- _THE REQUEST_
Below are some entries; can you quote all of them exactly?

- _PROVIDED RECORDS_
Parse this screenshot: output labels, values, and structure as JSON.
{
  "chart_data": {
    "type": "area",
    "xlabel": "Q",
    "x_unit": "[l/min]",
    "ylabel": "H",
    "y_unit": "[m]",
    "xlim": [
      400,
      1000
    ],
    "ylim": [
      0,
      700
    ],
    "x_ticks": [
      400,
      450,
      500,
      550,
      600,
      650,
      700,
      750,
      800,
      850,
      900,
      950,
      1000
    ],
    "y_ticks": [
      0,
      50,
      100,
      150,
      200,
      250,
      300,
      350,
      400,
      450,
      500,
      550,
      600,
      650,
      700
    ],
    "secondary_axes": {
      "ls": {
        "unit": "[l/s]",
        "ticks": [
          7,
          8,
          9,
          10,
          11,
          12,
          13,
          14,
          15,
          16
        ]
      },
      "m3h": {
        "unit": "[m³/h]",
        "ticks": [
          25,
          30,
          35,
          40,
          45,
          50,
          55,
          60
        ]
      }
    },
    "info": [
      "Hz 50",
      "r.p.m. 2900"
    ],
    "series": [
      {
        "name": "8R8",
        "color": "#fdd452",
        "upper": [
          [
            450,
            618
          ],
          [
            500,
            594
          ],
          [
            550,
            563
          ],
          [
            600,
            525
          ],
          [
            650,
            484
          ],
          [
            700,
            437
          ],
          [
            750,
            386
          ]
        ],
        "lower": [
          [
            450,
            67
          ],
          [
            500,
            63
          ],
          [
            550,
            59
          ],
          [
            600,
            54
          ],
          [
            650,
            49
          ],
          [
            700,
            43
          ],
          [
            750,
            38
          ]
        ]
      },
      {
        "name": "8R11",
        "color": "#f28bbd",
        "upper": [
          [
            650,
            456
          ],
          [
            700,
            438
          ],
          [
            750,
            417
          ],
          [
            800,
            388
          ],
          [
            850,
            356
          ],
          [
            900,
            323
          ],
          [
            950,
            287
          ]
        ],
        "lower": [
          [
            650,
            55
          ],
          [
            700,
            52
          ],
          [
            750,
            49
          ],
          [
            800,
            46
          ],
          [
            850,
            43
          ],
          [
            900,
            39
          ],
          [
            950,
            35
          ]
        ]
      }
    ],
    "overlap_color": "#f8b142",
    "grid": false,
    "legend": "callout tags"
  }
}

- _WRITTEN ANSWER_
Parse this screenshot: output labels, values, and structure as JSON.
{
  "chart_data": {
    "type": "area",
    "xlabel": "Q",
    "x_unit": "[l/min]",
    "ylabel": "H",
    "y_unit": "[m]",
    "xlim": [
      400,
      1000
    ],
    "ylim": [
      0,
      700
    ],
    "x_ticks": [
      400,
      450,
      500,
      550,
      600,
      650,
      700,
      750,
      800,
      850,
      900,
      950,
      1000
    ],
    "y_ticks": [
      0,
      50,
      100,
      150,
      200,
      250,
      300,
      350,
      400,
      450,
      500,
      550,
      600,
      650,
      700
    ],
    "secondary_axes": {
      "ls": {
        "unit": "[l/s]",
        "ticks": [
          7,
          8,
          9,
          10,
          11,
          12,
          13,
          14,
          15,
          16
        ]
      },
      "m3h": {
        "unit": "[m³/h]",
        "ticks": [
          25,
          30,
          35,
          40,
          45,
          50,
          55,
          60
        ]
      }
    },
    "info": [
      "Hz 50",
      "r.p.m. 2900"
    ],
    "series": [
      {
        "name": "8R8",
        "color": "#fdd452",
        "upper": [
          [
            450,
            618
          ],
          [
            500,
            594
          ],
          [
            550,
            563
          ],
          [
            600,
            525
          ],
          [
            650,
            484
          ],
          [
            700,
            437
          ],
          [
            750,
            386
          ]
        ],
        "lower": [
          [
            450,
            67
          ],
          [
            500,
            63
          ],
          [
            550,
            59
          ],
          [
            600,
            54
          ],
          [
            650,
            49
          ],
          [
            700,
            43
          ],
          [
            750,
            38
          ]
        ]
      },
      {
        "name": "8R11",
        "color": "#f28bbd",
        "upper": [
          [
            650,
            456
          ],
          [
            700,
            438
          ],
          [
            750,
            417
          ],
          [
            800,
            388
          ],
          [
            850,
            356
          ],
          [
            900,
            323
          ],
          [
            950,
            287
          ]
        ],
        "lower": [
          [
            650,
            55
          ],
          [
            700,
            52
          ],
          [
            750,
            49
          ],
          [
            800,
            46
          ],
          [
            850,
            43
          ],
          [
            900,
            39
          ],
          [
            950,
            35
          ]
        ]
      }
    ],
    "overlap_color": "#f8b142",
    "grid": false,
    "legend": "callout tags"
  }
}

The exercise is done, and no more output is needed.